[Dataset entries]
········

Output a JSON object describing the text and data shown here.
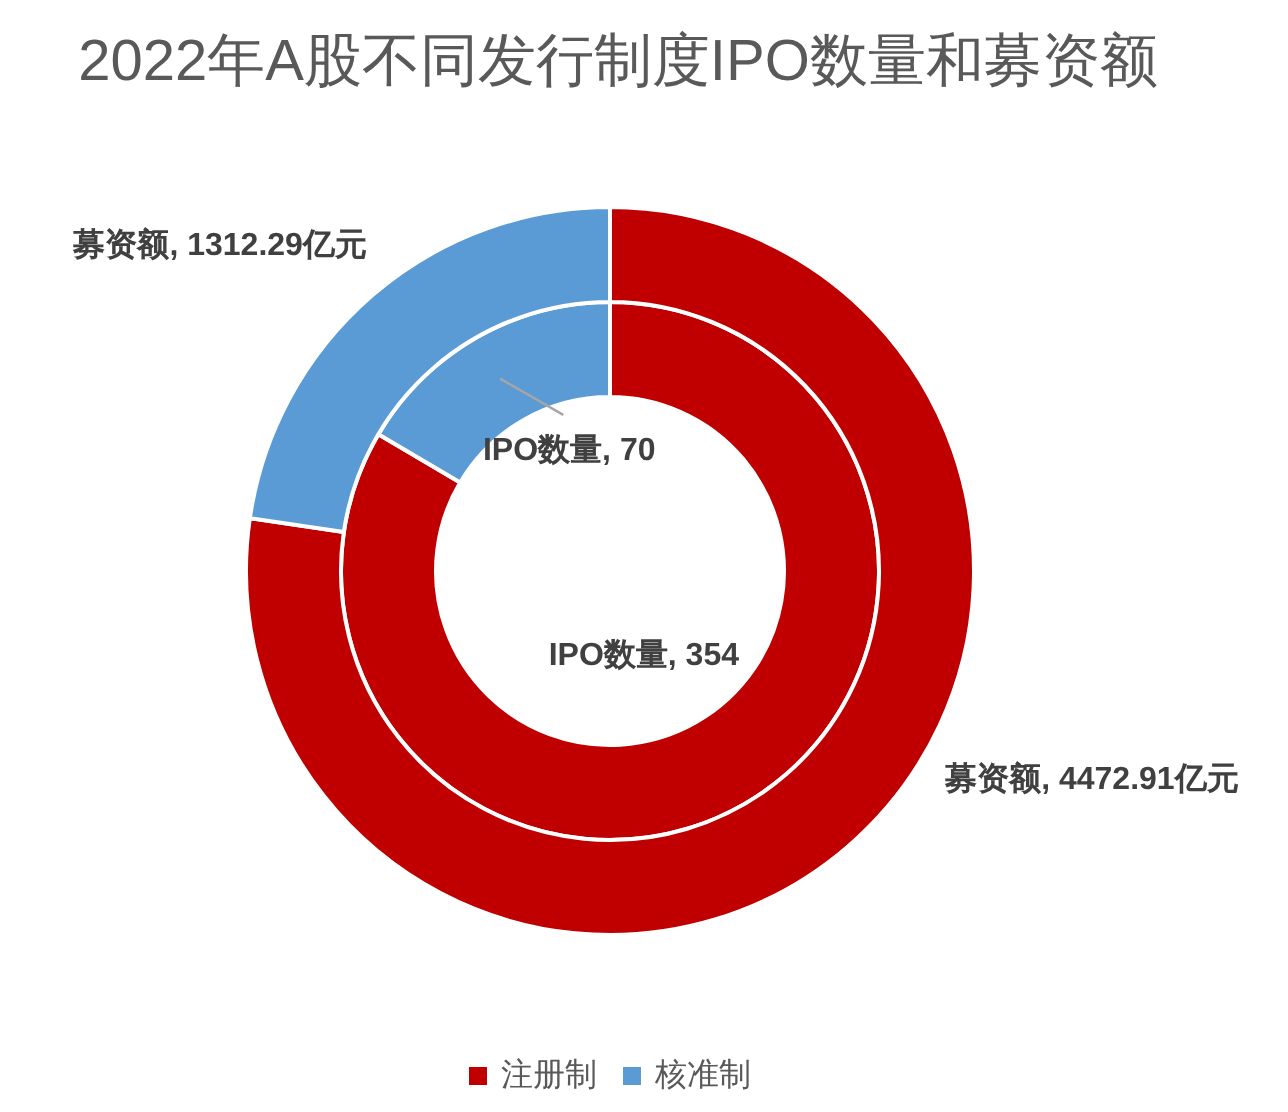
{
  "chart_data": {
    "type": "donut",
    "title": "2022年A股不同发行制度IPO数量和募资额",
    "categories": [
      "注册制",
      "核准制"
    ],
    "colors": [
      "#c00000",
      "#5b9bd5"
    ],
    "series": [
      {
        "values": [
          354,
          70
        ],
        "value_labels": [
          "IPO数量, 354",
          "IPO数量, 70"
        ]
      },
      {
        "values": [
          4472.91,
          1312.29
        ],
        "value_labels": [
          "募资额, 4472.91亿元",
          "募资额, 1312.29亿元"
        ]
      }
    ],
    "legend": "bottom"
  }
}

········

BRIEF: Repeat the records above exactly, leaving out any pictures they contain.

PROBLEM SOLUTION:
Output a JSON object describing the text and data shown here.
{
  "chart_data": {
    "type": "donut",
    "title": "2022年A股不同发行制度IPO数量和募资额",
    "categories": [
      "注册制",
      "核准制"
    ],
    "colors": [
      "#c00000",
      "#5b9bd5"
    ],
    "series": [
      {
        "values": [
          354,
          70
        ],
        "value_labels": [
          "IPO数量, 354",
          "IPO数量, 70"
        ]
      },
      {
        "values": [
          4472.91,
          1312.29
        ],
        "value_labels": [
          "募资额, 4472.91亿元",
          "募资额, 1312.29亿元"
        ]
      }
    ],
    "legend": "bottom"
  }
}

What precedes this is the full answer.